SET EXERCISE: Copy out all the entries exactly.
====== RECORDS PROVIDED
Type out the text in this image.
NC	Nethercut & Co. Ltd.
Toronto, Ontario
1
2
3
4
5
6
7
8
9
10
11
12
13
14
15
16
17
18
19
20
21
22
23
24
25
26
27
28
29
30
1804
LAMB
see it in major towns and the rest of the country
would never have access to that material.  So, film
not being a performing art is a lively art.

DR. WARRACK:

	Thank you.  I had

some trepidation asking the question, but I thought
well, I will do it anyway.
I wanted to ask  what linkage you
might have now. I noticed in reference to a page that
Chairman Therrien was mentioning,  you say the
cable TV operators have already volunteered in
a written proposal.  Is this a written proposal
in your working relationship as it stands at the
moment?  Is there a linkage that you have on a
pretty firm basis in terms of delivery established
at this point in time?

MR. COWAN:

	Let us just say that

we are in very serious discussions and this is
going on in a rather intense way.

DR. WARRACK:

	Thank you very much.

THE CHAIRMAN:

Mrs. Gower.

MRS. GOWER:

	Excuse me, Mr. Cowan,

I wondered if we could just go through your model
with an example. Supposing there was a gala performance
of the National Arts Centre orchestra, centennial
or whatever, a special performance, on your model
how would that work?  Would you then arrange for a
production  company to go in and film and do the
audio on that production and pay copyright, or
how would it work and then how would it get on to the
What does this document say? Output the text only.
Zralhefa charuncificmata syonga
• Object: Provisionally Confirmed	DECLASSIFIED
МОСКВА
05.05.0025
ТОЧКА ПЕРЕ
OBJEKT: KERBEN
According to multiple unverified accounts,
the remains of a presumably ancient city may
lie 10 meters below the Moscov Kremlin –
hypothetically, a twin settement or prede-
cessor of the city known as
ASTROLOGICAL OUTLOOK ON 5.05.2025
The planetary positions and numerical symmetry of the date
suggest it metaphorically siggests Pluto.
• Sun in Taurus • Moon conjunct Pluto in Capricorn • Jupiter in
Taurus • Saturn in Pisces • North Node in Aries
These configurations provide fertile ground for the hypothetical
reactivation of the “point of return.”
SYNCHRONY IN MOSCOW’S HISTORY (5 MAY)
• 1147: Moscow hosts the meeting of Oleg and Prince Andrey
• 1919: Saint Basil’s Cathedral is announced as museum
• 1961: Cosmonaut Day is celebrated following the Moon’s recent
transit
============
COMPLETE ANSWER:
Type out the text in this image.
NC	Nethercut & Co. Ltd.
Toronto, Ontario
1
2
3
4
5
6
7
8
9
10
11
12
13
14
15
16
17
18
19
20
21
22
23
24
25
26
27
28
29
30
1804
LAMB
see it in major towns and the rest of the country
would never have access to that material.  So, film
not being a performing art is a lively art.

DR. WARRACK:

	Thank you.  I had

some trepidation asking the question, but I thought
well, I will do it anyway.
I wanted to ask  what linkage you
might have now. I noticed in reference to a page that
Chairman Therrien was mentioning,  you say the
cable TV operators have already volunteered in
a written proposal.  Is this a written proposal
in your working relationship as it stands at the
moment?  Is there a linkage that you have on a
pretty firm basis in terms of delivery established
at this point in time?

MR. COWAN:

	Let us just say that

we are in very serious discussions and this is
going on in a rather intense way.

DR. WARRACK:

	Thank you very much.

THE CHAIRMAN:

Mrs. Gower.

MRS. GOWER:

	Excuse me, Mr. Cowan,

I wondered if we could just go through your model
with an example. Supposing there was a gala performance
of the National Arts Centre orchestra, centennial
or whatever, a special performance, on your model
how would that work?  Would you then arrange for a
production  company to go in and film and do the
audio on that production and pay copyright, or
how would it work and then how would it get on to the
What does this document say? Output the text only.
Zralhefa charuncificmata syonga
• Object: Provisionally Confirmed	DECLASSIFIED
МОСКВА
05.05.0025
ТОЧКА ПЕРЕ
OBJEKT: KERBEN
According to multiple unverified accounts,
the remains of a presumably ancient city may
lie 10 meters below the Moscov Kremlin –
hypothetically, a twin settement or prede-
cessor of the city known as
ASTROLOGICAL OUTLOOK ON 5.05.2025
The planetary positions and numerical symmetry of the date
suggest it metaphorically siggests Pluto.
• Sun in Taurus • Moon conjunct Pluto in Capricorn • Jupiter in
Taurus • Saturn in Pisces • North Node in Aries
These configurations provide fertile ground for the hypothetical
reactivation of the “point of return.”
SYNCHRONY IN MOSCOW’S HISTORY (5 MAY)
• 1147: Moscow hosts the meeting of Oleg and Prince Andrey
• 1919: Saint Basil’s Cathedral is announced as museum
• 1961: Cosmonaut Day is celebrated following the Moon’s recent
transit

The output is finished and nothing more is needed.